Requirements
Nothing in the data should change when you return it, but leave the pictures out.

Records for this exercise
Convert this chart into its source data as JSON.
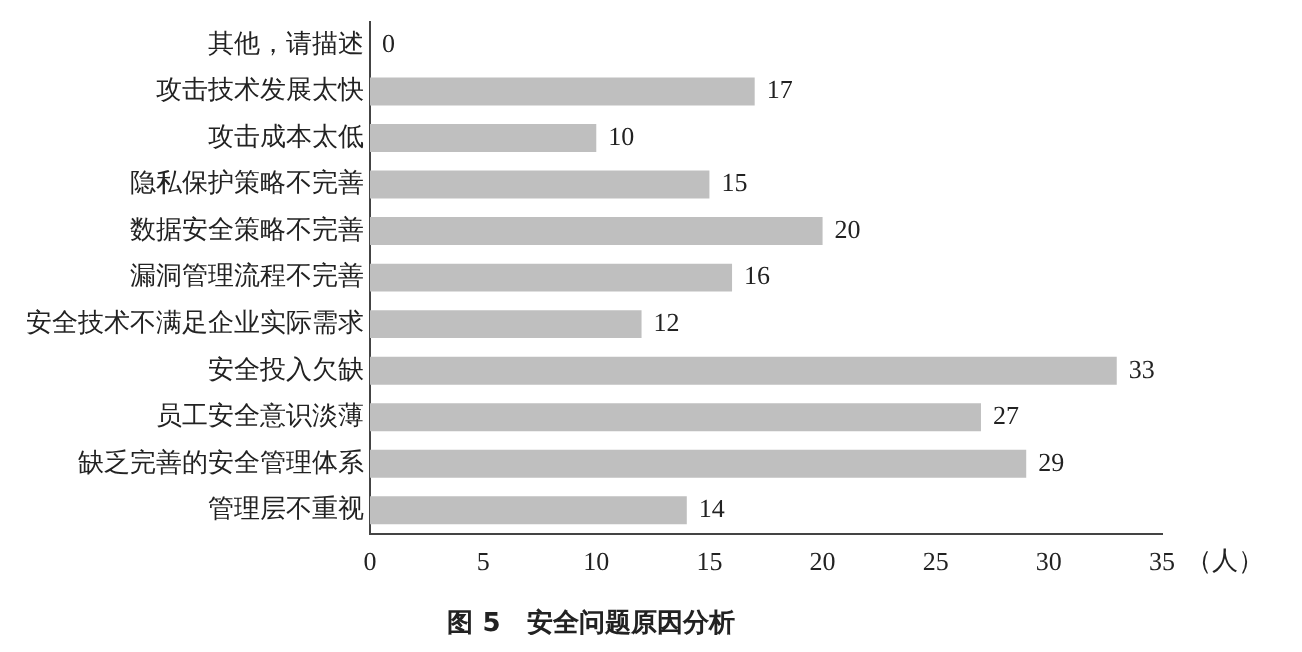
{
  "chart_data": {
    "type": "bar",
    "orientation": "horizontal",
    "title": "图 5　安全问题原因分析",
    "xlabel": "（人）",
    "categories": [
      "其他，请描述",
      "攻击技术发展太快",
      "攻击成本太低",
      "隐私保护策略不完善",
      "数据安全策略不完善",
      "漏洞管理流程不完善",
      "安全技术不满足企业实际需求",
      "安全投入欠缺",
      "员工安全意识淡薄",
      "缺乏完善的安全管理体系",
      "管理层不重视"
    ],
    "values": [
      0,
      17,
      10,
      15,
      20,
      16,
      12,
      33,
      27,
      29,
      14
    ],
    "color": "#bfbfbf",
    "xlim": [
      0,
      35
    ],
    "xticks": [
      0,
      5,
      10,
      15,
      20,
      25,
      30,
      35
    ],
    "grid": false,
    "legend": false,
    "data_labels": true
  }
}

Finished answer
Convert this chart into its source data as JSON.
{
  "chart_data": {
    "type": "bar",
    "orientation": "horizontal",
    "title": "图 5　安全问题原因分析",
    "xlabel": "（人）",
    "categories": [
      "其他，请描述",
      "攻击技术发展太快",
      "攻击成本太低",
      "隐私保护策略不完善",
      "数据安全策略不完善",
      "漏洞管理流程不完善",
      "安全技术不满足企业实际需求",
      "安全投入欠缺",
      "员工安全意识淡薄",
      "缺乏完善的安全管理体系",
      "管理层不重视"
    ],
    "values": [
      0,
      17,
      10,
      15,
      20,
      16,
      12,
      33,
      27,
      29,
      14
    ],
    "color": "#bfbfbf",
    "xlim": [
      0,
      35
    ],
    "xticks": [
      0,
      5,
      10,
      15,
      20,
      25,
      30,
      35
    ],
    "grid": false,
    "legend": false,
    "data_labels": true
  }
}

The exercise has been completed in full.